[Dataset items]

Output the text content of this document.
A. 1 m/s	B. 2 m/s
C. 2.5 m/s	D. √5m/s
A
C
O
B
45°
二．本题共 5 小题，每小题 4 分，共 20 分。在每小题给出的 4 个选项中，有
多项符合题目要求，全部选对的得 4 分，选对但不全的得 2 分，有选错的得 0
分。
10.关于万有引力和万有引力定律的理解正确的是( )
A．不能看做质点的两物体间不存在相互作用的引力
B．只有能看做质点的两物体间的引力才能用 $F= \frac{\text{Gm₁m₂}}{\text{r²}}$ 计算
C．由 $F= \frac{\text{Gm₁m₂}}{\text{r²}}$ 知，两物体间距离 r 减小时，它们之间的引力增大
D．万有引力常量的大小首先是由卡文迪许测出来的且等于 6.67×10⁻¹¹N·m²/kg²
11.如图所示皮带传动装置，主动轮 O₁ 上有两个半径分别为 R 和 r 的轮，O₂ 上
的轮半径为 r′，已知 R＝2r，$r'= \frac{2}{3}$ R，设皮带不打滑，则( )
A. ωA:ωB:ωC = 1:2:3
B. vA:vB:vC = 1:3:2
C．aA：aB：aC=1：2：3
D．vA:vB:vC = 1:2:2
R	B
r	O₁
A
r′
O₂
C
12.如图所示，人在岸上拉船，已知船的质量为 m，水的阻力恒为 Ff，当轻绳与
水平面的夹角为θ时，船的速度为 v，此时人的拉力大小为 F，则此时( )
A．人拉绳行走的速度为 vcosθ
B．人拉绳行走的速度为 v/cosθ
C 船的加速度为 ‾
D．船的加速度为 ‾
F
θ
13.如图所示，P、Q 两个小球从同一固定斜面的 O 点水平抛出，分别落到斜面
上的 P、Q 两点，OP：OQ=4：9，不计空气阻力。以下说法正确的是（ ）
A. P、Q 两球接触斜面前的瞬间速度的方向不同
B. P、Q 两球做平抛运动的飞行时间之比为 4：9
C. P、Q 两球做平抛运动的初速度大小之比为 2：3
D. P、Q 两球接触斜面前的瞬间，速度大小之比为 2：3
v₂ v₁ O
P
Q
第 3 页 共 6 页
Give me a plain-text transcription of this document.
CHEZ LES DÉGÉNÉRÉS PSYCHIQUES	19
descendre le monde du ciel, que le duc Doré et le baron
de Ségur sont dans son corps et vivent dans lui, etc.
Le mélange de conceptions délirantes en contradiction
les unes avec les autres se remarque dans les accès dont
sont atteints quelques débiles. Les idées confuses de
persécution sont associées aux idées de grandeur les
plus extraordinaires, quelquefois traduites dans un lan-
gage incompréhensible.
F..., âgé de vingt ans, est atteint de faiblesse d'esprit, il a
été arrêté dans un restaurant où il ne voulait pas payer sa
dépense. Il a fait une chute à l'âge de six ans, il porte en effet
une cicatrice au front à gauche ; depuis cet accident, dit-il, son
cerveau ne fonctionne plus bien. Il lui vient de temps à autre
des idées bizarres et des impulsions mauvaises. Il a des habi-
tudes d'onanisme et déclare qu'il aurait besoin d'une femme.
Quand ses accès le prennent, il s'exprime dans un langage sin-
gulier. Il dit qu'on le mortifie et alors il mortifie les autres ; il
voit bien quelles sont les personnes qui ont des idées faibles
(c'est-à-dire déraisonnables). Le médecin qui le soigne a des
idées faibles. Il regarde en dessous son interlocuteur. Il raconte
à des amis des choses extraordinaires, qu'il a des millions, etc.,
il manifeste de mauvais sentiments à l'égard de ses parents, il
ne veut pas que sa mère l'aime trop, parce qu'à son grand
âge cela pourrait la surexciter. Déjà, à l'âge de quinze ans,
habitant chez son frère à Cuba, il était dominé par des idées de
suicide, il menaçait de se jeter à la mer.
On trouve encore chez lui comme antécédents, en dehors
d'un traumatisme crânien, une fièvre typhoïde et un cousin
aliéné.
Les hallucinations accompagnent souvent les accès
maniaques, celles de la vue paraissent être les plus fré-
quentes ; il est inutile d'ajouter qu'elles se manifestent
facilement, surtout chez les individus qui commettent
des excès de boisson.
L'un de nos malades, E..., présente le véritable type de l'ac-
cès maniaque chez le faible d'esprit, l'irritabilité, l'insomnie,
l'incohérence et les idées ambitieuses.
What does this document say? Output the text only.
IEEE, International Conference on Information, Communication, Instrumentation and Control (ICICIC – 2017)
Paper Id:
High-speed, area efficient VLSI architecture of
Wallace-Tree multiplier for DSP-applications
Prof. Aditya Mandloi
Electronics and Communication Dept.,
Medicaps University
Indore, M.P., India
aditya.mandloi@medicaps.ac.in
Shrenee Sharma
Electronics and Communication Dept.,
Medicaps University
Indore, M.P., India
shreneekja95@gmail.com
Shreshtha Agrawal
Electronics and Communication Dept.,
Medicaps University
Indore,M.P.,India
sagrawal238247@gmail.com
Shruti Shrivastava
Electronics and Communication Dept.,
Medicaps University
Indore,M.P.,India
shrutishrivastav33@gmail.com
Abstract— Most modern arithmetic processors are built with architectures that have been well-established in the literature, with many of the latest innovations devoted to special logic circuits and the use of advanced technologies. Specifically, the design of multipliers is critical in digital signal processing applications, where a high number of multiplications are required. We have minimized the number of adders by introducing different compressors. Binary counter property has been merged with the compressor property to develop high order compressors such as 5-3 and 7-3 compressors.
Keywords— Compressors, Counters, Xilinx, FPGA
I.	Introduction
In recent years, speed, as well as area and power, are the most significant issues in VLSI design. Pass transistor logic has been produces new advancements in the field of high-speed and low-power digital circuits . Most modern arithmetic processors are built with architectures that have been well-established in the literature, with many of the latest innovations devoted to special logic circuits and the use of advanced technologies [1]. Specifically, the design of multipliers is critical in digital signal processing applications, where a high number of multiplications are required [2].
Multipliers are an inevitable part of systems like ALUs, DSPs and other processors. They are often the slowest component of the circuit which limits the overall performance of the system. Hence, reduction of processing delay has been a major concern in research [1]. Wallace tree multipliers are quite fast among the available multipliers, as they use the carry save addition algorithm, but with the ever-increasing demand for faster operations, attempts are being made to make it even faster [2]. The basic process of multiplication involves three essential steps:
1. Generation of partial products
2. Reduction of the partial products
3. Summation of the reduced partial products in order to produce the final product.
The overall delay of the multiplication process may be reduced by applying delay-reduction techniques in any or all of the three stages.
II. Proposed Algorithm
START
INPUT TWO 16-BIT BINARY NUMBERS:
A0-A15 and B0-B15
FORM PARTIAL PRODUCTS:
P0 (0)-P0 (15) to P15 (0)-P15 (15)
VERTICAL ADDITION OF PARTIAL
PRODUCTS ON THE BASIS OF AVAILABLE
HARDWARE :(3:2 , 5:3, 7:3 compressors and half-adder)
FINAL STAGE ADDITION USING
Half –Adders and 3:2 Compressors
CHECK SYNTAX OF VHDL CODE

__DIRECTION__:
Lines that hold "dans" are the ones to copy; find all of them.

__THE RESULT__:
de Ségur sont dans son corps et vivent dans lui, etc.
les unes avec les autres se remarque dans les accès dont
plus extraordinaires, quelquefois traduites dans un lan-
été arrêté dans un restaurant où il ne voulait pas payer sa
Quand ses accès le prennent, il s'exprime dans un langage sin-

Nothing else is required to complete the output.